## Input data

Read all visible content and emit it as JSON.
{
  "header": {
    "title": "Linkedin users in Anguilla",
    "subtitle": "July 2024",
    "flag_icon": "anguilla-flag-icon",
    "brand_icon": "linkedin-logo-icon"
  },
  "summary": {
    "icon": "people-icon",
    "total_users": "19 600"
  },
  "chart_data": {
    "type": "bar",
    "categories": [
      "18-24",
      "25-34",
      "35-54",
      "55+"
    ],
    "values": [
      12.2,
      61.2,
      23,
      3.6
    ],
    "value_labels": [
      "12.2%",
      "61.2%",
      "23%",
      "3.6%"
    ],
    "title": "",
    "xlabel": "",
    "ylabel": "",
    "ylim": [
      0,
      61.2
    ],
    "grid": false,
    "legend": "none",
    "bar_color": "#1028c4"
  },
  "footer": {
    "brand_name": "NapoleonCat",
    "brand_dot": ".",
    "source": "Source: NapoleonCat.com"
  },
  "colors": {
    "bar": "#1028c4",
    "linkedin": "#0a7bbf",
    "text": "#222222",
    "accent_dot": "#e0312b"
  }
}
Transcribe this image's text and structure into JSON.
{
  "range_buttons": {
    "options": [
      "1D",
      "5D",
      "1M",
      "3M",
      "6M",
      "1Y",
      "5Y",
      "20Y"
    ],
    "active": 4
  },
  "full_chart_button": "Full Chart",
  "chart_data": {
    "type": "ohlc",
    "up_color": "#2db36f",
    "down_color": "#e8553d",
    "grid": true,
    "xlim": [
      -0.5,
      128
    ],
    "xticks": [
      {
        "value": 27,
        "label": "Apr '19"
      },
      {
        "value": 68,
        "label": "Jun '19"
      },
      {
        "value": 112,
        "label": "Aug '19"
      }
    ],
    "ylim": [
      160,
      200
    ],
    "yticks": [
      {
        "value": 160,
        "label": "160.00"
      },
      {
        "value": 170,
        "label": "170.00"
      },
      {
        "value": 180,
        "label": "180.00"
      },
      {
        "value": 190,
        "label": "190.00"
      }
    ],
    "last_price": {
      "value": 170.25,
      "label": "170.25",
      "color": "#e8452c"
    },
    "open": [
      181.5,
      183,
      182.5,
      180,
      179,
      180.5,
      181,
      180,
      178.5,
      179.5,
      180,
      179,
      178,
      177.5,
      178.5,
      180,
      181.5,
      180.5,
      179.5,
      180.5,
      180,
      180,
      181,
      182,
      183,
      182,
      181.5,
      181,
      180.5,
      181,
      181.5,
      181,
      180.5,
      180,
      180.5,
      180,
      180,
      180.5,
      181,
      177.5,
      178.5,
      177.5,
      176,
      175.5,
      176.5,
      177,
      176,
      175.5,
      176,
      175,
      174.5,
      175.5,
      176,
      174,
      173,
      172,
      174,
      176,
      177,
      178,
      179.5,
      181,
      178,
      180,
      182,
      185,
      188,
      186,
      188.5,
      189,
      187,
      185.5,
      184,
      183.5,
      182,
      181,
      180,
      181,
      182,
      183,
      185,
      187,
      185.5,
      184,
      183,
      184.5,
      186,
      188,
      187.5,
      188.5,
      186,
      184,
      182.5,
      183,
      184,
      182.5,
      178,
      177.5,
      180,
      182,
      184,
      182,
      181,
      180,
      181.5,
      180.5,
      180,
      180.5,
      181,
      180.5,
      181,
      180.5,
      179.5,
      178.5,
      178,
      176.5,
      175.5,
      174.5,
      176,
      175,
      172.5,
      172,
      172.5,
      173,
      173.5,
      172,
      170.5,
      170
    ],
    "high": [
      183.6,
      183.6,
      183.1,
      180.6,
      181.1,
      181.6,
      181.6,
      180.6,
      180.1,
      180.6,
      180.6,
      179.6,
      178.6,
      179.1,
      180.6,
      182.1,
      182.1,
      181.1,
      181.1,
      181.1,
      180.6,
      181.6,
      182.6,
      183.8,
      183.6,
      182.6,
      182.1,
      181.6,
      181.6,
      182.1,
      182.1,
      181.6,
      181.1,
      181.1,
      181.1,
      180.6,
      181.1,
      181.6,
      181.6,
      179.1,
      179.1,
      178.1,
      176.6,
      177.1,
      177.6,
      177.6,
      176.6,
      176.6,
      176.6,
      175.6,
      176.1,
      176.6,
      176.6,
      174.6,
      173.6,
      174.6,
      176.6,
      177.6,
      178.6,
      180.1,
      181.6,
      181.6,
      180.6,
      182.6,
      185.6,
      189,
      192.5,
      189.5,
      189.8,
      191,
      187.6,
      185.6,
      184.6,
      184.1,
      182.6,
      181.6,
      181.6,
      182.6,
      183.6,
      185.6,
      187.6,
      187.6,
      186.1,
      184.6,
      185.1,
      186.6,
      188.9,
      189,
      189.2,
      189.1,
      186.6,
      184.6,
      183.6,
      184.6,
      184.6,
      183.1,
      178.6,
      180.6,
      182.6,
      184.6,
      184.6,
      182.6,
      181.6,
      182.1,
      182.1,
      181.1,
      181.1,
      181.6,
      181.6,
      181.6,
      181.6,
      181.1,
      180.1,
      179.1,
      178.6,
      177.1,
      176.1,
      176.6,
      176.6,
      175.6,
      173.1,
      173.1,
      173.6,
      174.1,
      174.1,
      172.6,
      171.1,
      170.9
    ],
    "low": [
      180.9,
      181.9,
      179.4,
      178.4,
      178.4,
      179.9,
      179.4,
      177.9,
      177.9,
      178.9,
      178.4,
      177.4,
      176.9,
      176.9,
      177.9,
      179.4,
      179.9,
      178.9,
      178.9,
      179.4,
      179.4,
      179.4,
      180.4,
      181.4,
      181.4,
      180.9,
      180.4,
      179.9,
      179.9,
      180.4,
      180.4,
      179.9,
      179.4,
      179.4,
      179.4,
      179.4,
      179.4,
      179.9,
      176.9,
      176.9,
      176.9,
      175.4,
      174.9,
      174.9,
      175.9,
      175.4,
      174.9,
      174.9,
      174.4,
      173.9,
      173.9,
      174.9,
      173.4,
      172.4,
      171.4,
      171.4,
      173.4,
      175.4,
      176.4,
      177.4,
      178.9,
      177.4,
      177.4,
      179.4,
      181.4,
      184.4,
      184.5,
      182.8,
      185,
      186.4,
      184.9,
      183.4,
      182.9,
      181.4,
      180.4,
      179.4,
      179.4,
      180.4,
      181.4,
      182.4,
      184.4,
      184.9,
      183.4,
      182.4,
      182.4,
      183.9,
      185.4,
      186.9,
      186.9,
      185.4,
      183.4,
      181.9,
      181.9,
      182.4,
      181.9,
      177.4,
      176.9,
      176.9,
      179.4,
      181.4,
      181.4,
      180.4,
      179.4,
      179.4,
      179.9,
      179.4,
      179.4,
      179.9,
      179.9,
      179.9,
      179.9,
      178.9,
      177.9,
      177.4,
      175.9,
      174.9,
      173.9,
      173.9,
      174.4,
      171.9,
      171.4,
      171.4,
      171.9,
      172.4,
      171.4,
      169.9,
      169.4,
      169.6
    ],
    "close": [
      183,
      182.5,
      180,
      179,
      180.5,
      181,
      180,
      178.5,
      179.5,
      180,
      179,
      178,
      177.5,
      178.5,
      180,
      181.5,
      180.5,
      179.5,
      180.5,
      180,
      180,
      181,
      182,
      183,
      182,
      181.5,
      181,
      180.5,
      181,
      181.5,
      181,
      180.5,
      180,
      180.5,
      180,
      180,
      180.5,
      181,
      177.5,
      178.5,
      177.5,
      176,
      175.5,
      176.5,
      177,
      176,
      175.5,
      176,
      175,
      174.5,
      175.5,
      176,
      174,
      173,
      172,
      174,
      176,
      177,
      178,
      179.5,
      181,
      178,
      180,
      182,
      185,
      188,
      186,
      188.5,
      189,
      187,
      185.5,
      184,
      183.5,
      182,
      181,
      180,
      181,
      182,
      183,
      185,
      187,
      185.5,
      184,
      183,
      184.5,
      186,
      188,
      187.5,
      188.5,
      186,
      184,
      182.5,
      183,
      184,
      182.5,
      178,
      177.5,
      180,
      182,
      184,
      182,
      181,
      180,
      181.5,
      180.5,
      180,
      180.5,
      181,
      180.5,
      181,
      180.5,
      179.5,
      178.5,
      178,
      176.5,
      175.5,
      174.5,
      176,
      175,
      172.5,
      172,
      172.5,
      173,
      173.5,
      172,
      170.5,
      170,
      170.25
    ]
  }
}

## The request
Collect the lines that hold "JSON".

## Solution for this problem
Read all visible content and emit it as JSON.
Transcribe this image's text and structure into JSON.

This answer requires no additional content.